Stated exercise: Lines containing the string "Mean" are to be counted; report the number and nothing more.

[Begin Given data]

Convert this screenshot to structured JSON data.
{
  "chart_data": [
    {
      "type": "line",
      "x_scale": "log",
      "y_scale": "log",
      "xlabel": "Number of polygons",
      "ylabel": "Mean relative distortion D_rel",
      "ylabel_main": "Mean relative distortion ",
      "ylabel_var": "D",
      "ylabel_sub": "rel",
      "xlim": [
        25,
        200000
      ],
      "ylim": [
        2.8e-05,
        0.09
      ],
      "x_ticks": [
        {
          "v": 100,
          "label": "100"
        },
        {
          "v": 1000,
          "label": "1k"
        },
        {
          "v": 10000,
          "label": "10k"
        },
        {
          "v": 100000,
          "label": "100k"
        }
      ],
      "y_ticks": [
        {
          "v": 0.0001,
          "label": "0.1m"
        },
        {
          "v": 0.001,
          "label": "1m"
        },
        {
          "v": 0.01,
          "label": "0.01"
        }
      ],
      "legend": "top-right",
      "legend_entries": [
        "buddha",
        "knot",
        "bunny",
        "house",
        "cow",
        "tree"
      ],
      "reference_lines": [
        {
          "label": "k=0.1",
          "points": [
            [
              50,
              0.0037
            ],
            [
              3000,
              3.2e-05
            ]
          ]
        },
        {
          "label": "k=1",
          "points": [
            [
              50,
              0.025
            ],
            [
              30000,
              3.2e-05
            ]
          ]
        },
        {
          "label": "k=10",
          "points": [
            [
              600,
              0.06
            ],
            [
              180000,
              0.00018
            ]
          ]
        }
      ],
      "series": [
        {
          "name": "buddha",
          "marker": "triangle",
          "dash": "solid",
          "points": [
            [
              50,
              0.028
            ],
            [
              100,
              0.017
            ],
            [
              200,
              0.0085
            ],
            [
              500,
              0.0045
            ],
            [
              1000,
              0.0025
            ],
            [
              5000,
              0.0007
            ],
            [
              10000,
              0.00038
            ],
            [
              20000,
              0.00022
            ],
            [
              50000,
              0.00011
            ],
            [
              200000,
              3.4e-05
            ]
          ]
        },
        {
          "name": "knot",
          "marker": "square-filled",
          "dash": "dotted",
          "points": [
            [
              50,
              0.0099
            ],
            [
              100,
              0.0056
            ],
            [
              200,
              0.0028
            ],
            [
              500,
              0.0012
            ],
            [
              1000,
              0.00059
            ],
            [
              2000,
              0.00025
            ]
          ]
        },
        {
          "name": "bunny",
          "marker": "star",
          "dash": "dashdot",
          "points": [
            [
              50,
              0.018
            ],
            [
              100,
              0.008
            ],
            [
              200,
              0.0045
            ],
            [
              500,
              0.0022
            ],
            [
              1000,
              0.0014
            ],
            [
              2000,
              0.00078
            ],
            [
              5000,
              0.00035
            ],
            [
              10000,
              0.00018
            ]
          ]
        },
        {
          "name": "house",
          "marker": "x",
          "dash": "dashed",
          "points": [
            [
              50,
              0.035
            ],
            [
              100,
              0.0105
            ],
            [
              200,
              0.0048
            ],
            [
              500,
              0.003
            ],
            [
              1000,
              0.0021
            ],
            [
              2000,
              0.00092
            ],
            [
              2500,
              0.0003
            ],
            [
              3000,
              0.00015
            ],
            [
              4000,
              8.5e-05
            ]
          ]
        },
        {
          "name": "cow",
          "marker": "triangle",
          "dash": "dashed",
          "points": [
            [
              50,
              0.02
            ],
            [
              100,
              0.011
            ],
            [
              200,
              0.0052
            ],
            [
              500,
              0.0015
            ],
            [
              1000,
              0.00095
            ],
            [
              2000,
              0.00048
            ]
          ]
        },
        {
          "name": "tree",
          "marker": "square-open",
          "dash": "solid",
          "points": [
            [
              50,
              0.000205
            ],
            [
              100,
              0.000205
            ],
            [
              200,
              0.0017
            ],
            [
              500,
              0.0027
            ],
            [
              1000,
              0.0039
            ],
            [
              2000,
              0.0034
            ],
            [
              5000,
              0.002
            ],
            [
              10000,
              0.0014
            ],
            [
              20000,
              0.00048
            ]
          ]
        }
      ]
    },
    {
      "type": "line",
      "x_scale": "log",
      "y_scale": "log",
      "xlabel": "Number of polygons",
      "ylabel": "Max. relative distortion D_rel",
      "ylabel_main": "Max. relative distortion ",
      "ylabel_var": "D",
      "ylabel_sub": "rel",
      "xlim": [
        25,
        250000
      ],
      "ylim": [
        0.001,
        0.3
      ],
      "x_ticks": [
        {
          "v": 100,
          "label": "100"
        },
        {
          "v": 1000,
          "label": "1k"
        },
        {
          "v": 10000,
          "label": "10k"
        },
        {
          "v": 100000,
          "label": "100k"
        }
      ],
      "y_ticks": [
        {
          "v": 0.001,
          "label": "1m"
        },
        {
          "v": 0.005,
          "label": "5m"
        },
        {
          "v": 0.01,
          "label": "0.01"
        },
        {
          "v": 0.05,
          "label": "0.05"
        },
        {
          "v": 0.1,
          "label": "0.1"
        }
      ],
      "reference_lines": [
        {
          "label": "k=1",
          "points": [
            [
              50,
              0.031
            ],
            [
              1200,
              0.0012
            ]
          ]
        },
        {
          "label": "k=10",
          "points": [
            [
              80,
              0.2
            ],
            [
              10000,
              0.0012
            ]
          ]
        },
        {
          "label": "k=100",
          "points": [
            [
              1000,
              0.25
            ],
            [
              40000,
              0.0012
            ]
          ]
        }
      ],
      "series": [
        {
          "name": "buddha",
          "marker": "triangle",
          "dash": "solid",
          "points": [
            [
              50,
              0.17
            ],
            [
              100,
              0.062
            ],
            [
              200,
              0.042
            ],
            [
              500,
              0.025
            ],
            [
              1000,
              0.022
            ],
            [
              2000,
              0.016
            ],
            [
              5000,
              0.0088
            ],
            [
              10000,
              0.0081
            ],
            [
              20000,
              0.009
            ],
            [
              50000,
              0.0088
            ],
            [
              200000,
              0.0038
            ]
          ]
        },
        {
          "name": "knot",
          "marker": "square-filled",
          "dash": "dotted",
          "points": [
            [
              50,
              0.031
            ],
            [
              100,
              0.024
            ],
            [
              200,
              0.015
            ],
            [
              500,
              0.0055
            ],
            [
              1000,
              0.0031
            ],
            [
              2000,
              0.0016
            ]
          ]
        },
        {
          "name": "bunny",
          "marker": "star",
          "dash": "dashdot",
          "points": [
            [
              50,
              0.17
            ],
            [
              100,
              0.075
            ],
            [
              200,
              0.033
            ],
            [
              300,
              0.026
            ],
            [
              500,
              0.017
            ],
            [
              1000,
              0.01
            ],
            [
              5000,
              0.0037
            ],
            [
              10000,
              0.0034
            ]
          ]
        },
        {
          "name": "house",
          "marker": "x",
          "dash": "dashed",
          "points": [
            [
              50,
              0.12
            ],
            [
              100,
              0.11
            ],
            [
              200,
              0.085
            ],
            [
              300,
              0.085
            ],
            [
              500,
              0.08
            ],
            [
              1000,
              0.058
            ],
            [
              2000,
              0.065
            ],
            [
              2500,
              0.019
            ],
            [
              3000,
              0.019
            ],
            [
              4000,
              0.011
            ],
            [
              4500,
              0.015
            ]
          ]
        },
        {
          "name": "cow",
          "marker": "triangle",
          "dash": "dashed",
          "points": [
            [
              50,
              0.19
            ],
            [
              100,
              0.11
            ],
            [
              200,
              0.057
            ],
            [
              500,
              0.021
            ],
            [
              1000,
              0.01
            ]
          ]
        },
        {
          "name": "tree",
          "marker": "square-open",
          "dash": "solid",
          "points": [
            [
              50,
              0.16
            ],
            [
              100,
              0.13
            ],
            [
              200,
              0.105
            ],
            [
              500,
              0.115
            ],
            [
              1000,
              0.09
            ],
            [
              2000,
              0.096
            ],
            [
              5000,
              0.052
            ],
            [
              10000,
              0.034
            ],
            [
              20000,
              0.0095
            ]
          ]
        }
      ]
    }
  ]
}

[End Given data]

Solved problem: 2